Element and coordinate data
▼
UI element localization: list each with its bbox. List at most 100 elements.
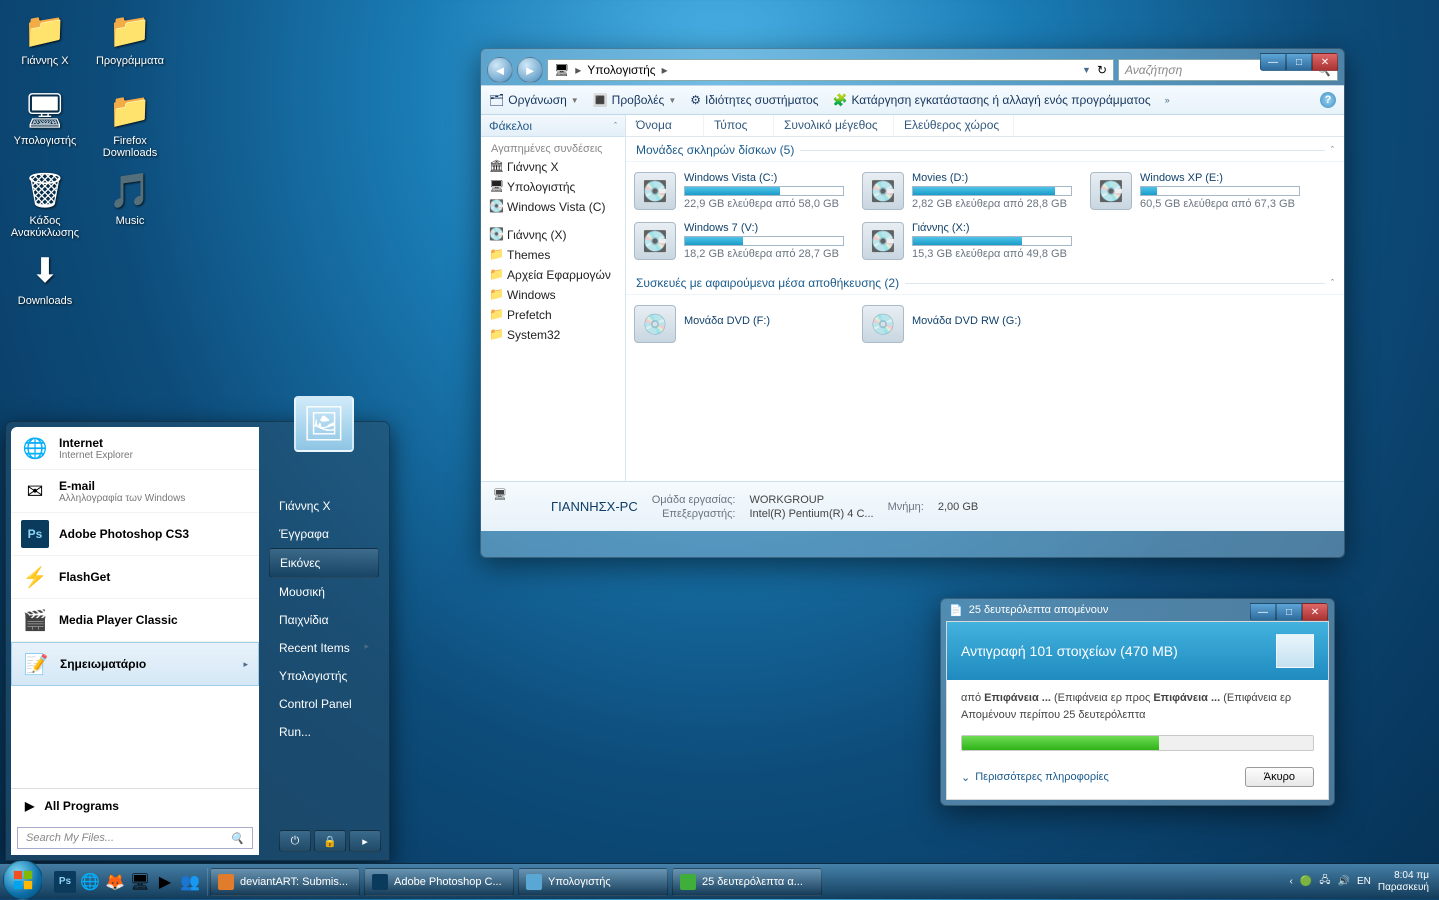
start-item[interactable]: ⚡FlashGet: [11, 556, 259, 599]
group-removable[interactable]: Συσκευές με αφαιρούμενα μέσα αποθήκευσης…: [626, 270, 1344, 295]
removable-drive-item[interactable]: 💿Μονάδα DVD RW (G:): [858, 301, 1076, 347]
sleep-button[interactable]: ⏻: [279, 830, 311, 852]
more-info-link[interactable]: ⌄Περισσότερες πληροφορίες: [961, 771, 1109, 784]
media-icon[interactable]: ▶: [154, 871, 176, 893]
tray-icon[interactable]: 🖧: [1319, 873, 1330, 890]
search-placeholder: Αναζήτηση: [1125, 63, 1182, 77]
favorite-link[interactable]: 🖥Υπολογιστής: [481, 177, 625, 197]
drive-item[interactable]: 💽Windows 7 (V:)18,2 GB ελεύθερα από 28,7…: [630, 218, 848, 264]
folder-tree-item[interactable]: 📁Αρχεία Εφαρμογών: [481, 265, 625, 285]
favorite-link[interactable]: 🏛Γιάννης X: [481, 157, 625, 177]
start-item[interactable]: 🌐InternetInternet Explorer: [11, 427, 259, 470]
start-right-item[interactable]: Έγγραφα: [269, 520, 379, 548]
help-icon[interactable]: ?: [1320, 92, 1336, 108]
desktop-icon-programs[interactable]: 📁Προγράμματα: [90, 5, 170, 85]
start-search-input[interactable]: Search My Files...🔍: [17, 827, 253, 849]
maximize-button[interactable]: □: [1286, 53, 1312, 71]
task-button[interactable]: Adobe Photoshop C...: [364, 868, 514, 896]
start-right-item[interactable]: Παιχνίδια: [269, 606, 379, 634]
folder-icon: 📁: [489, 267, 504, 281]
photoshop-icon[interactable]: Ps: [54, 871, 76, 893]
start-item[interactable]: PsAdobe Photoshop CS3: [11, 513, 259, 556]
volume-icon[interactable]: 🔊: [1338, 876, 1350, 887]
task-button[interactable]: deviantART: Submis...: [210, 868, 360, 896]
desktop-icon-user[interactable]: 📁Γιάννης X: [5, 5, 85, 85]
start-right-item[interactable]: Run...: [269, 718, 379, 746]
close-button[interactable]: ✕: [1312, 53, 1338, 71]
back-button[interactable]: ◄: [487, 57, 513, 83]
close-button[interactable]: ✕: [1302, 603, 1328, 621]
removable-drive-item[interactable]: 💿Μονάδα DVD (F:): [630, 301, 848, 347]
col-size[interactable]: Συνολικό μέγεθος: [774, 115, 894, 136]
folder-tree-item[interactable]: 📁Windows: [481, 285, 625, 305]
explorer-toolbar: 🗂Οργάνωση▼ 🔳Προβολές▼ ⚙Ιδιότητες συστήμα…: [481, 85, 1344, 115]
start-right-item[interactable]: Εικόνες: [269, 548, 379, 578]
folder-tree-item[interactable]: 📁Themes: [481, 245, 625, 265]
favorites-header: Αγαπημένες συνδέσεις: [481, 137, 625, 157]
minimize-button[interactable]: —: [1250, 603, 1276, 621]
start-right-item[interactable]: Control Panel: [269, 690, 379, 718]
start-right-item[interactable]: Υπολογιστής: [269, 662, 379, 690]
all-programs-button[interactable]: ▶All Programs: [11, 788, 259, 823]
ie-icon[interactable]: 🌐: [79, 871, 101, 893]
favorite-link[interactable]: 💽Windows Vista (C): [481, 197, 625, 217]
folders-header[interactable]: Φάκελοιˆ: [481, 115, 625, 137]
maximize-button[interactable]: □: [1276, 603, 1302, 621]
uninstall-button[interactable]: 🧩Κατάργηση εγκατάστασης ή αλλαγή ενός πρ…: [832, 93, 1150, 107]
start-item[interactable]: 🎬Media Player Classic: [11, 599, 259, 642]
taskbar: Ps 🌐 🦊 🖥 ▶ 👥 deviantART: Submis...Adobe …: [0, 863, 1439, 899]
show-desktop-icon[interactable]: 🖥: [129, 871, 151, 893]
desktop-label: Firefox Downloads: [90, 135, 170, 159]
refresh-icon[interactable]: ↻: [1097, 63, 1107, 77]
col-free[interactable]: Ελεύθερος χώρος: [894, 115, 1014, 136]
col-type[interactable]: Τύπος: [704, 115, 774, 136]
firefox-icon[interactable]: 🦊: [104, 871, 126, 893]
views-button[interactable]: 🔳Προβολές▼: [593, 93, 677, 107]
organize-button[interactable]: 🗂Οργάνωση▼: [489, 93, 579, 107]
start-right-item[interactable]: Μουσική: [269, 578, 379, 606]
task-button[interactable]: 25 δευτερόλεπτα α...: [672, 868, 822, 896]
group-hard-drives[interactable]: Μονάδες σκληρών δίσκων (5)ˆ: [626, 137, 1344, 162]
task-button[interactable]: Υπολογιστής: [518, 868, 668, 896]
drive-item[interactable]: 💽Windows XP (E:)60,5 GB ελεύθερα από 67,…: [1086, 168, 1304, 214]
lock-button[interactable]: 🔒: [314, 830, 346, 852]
▲
Copy these lines down word for word, leaving out the pictures.

■ Reply to the task
UI element localization: list each with its bbox. List at most 100 elements.
start-item[interactable]: ⚡FlashGet: [11, 556, 259, 599]
group-removable[interactable]: Συσκευές με αφαιρούμενα μέσα αποθήκευσης…: [626, 270, 1344, 295]
removable-drive-item[interactable]: 💿Μονάδα DVD RW (G:): [858, 301, 1076, 347]
sleep-button[interactable]: ⏻: [279, 830, 311, 852]
more-info-link[interactable]: ⌄Περισσότερες πληροφορίες: [961, 771, 1109, 784]
media-icon[interactable]: ▶: [154, 871, 176, 893]
tray-icon[interactable]: 🖧: [1319, 873, 1330, 890]
search-placeholder: Αναζήτηση: [1125, 63, 1182, 77]
favorite-link[interactable]: 🖥Υπολογιστής: [481, 177, 625, 197]
drive-item[interactable]: 💽Windows 7 (V:)18,2 GB ελεύθερα από 28,7…: [630, 218, 848, 264]
folder-tree-item[interactable]: 📁Αρχεία Εφαρμογών: [481, 265, 625, 285]
favorite-link[interactable]: 🏛Γιάννης X: [481, 157, 625, 177]
start-item[interactable]: 🌐InternetInternet Explorer: [11, 427, 259, 470]
start-right-item[interactable]: Έγγραφα: [269, 520, 379, 548]
help-icon[interactable]: ?: [1320, 92, 1336, 108]
desktop-icon-programs[interactable]: 📁Προγράμματα: [90, 5, 170, 85]
start-search-input[interactable]: Search My Files...🔍: [17, 827, 253, 849]
maximize-button[interactable]: □: [1286, 53, 1312, 71]
task-button[interactable]: Adobe Photoshop C...: [364, 868, 514, 896]
start-right-item[interactable]: Παιχνίδια: [269, 606, 379, 634]
folder-icon: 📁: [489, 267, 504, 281]
photoshop-icon[interactable]: Ps: [54, 871, 76, 893]
start-item[interactable]: PsAdobe Photoshop CS3: [11, 513, 259, 556]
volume-icon[interactable]: 🔊: [1338, 876, 1350, 887]
task-button[interactable]: deviantART: Submis...: [210, 868, 360, 896]
desktop-icon-user[interactable]: 📁Γιάννης X: [5, 5, 85, 85]
start-right-item[interactable]: Run...: [269, 718, 379, 746]
close-button[interactable]: ✕: [1312, 53, 1338, 71]
back-button[interactable]: ◄: [487, 57, 513, 83]
close-button[interactable]: ✕: [1302, 603, 1328, 621]
removable-drive-item[interactable]: 💿Μονάδα DVD (F:): [630, 301, 848, 347]
col-size[interactable]: Συνολικό μέγεθος: [774, 115, 894, 136]
folder-tree-item[interactable]: 📁Windows: [481, 285, 625, 305]
explorer-toolbar: 🗂Οργάνωση▼ 🔳Προβολές▼ ⚙Ιδιότητες συστήμα…: [481, 85, 1344, 115]
start-right-item[interactable]: Εικόνες: [269, 548, 379, 578]
folder-tree-item[interactable]: 📁Themes: [481, 245, 625, 265]
favorites-header: Αγαπημένες συνδέσεις: [481, 137, 625, 157]
minimize-button[interactable]: —: [1250, 603, 1276, 621]
start-right-item[interactable]: Control Panel: [269, 690, 379, 718]
start-right-item[interactable]: Υπολογιστής: [269, 662, 379, 690]
all-programs-button[interactable]: ▶All Programs: [11, 788, 259, 823]
ie-icon[interactable]: 🌐: [79, 871, 101, 893]
favorite-link[interactable]: 💽Windows Vista (C): [481, 197, 625, 217]
folders-header[interactable]: Φάκελοιˆ: [481, 115, 625, 137]
maximize-button[interactable]: □: [1276, 603, 1302, 621]
uninstall-button[interactable]: 🧩Κατάργηση εγκατάστασης ή αλλαγή ενός πρ…: [832, 93, 1150, 107]
start-item[interactable]: 🎬Media Player Classic: [11, 599, 259, 642]
taskbar: Ps 🌐 🦊 🖥 ▶ 👥 deviantART: Submis...Adobe …: [0, 863, 1439, 899]
show-desktop-icon[interactable]: 🖥: [129, 871, 151, 893]
desktop-label: Firefox Downloads: [90, 135, 170, 159]
refresh-icon[interactable]: ↻: [1097, 63, 1107, 77]
col-free[interactable]: Ελεύθερος χώρος: [894, 115, 1014, 136]
col-type[interactable]: Τύπος: [704, 115, 774, 136]
firefox-icon[interactable]: 🦊: [104, 871, 126, 893]
views-button[interactable]: 🔳Προβολές▼: [593, 93, 677, 107]
organize-button[interactable]: 🗂Οργάνωση▼: [489, 93, 579, 107]
start-right-item[interactable]: Μουσική: [269, 578, 379, 606]
task-button[interactable]: 25 δευτερόλεπτα α...: [672, 868, 822, 896]
group-hard-drives[interactable]: Μονάδες σκληρών δίσκων (5)ˆ: [626, 137, 1344, 162]
task-button[interactable]: Υπολογιστής: [518, 868, 668, 896]
drive-item[interactable]: 💽Windows XP (E:)60,5 GB ελεύθερα από 67,…: [1086, 168, 1304, 214]
lock-button[interactable]: 🔒: [314, 830, 346, 852]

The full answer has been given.